● Attività da svolgere:
**A)** Trascrivi dal brano sul trial DAPA-HF il tratto che va da "Grande attenzione hanno" fino a "per i cardiologi.".
**B)** Secondo il brano sul trial DAPA-HF, per quale trattamento è attualmente approvato il dapagliflozin?
**C)** Per ciascuna affermazione indica se concorda con il brano sul trial DAPA-HF, rispondendo sì o no e citando le parole decisive del brano: (i) il trial DAPA-HF era in doppio cieco; (ii) la riduzione di mortalità e ospedalizzazione riguarda soltanto i pazienti diabetici; (iii) il dapagliflozin è un inibitore SGLT2.

● Brano fornito:
☆ ☆ ☆ ☆
Grande attenzione hanno suscitato al Congresso 2019 dell’European Society of Cardiology (ESC) in corso a Parigi i risultati del trial randomizzato in doppio cieco DAPA-HF (Dapagliflozin And Prevention of Adverse-outcomes in Heart Failure) che ha dimostrato che l’inibitore SGLT2 dapagliflozin riduce i tassi di mortalità e di ospedalizzazione nei pazienti con scompenso cardiaco a ridotta frazione d’eiezione (HFrEF), con o senza diabete di tipo 2. Il farmaco infatti attualmente è approvato per il trattamento dei pazienti con diabete di tipo 2 e un’opzione terapeutica in grado di incidere in modo significativamente positivo sia nel trattamento dello scompenso cardiaco che in quello del diabete è senza dubbio molto affascinante per i cardiologi.
☆ ☆ ☆ ☆
● Righe fornite:
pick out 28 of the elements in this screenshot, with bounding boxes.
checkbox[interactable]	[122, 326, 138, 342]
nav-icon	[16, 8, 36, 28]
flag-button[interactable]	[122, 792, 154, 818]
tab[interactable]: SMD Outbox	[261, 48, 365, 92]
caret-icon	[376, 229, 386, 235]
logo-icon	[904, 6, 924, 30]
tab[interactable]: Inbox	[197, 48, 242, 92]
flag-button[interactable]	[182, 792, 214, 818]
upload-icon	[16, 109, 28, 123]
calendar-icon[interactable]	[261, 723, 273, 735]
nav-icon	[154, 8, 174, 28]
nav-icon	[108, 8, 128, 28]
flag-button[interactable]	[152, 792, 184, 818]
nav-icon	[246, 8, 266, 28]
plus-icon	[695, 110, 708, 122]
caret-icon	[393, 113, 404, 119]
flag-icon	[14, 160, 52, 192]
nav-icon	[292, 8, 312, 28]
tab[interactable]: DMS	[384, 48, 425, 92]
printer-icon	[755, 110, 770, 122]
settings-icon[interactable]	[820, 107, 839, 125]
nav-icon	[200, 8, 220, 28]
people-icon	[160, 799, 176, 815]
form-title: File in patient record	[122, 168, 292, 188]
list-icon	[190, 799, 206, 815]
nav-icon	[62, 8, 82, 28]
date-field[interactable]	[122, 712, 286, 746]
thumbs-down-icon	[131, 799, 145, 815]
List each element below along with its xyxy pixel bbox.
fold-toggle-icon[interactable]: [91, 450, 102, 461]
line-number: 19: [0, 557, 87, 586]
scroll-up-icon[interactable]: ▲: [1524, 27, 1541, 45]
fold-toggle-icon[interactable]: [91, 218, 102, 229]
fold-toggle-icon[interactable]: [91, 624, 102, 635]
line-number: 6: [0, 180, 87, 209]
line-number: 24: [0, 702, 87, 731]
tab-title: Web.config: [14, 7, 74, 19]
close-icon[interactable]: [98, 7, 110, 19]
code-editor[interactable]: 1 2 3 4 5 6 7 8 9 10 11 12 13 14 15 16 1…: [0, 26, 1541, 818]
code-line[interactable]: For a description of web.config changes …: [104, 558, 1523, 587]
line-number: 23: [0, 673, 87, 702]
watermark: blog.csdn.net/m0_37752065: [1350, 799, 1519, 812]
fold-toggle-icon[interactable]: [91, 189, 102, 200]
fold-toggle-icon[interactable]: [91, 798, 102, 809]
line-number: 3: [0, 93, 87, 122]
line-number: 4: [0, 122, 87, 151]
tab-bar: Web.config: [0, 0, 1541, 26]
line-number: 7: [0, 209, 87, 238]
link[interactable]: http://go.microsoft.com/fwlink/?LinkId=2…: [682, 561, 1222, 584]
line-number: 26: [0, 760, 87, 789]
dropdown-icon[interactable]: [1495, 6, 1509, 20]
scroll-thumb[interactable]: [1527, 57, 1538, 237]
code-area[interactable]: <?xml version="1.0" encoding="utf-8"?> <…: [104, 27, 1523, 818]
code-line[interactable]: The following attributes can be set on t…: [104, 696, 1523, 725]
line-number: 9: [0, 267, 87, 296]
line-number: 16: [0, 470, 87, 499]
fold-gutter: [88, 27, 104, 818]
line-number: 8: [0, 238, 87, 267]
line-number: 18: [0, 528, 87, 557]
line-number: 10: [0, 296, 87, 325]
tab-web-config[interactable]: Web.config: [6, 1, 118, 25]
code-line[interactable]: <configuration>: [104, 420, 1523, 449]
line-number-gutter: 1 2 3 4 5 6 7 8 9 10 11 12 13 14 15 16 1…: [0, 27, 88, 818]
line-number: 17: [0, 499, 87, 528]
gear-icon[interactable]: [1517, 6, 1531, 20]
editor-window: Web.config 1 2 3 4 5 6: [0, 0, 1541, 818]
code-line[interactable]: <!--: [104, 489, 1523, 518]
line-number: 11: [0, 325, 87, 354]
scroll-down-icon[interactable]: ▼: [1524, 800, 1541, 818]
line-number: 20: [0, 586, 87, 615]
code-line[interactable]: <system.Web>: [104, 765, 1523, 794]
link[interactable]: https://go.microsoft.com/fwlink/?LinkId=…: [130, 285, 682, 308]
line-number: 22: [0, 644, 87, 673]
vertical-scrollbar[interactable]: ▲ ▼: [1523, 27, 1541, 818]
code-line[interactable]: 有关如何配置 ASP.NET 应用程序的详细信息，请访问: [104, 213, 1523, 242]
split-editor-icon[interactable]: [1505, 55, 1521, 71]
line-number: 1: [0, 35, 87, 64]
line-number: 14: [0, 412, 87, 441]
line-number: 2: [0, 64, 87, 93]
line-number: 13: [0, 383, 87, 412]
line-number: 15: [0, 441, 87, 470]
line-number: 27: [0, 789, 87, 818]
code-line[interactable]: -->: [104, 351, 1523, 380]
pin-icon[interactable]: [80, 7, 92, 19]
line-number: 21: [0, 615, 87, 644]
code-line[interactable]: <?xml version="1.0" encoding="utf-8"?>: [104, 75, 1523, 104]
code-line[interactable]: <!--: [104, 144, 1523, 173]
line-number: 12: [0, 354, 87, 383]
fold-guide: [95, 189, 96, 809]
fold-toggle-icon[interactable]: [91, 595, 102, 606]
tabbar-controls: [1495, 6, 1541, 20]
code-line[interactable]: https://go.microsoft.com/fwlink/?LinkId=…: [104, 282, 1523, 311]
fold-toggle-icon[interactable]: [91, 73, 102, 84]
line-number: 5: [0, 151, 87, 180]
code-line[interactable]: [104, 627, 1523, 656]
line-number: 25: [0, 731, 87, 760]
☆ ☆ ☆ ☆
● Soluzioni degli esercizi:
**A)**
Grande attenzione hanno suscitato al Congresso 2019 dell’European Society of Cardiology (ESC) in corso a Parigi i risultati del trial randomizzato in doppio cieco DAPA-HF (Dapagliflozin And Prevention of Adverse-outcomes in Heart Failure) che ha dimostrato che l’inibitore SGLT2 dapagliflozin riduce i tassi di mortalità e di ospedalizzazione nei pazienti con scompenso cardiaco a ridotta frazione d’eiezione (HFrEF), con o senza diabete di tipo 2. Il farmaco infatti attualmente è approvato per il trattamento dei pazienti con diabete di tipo 2 e un’opzione terapeutica in grado di incidere in modo significativamente positivo sia nel trattamento dello scompenso cardiaco che in quello del diabete è senza dubbio molto affascinante per i cardiologi.

**B)** Per il trattamento dei pazienti con diabete di tipo 2.

**C)**
(i) Sì: "trial randomizzato in doppio cieco".
(ii) No: "con o senza diabete di tipo 2".
(iii) Sì: "l’inibitore SGLT2 dapagliflozin".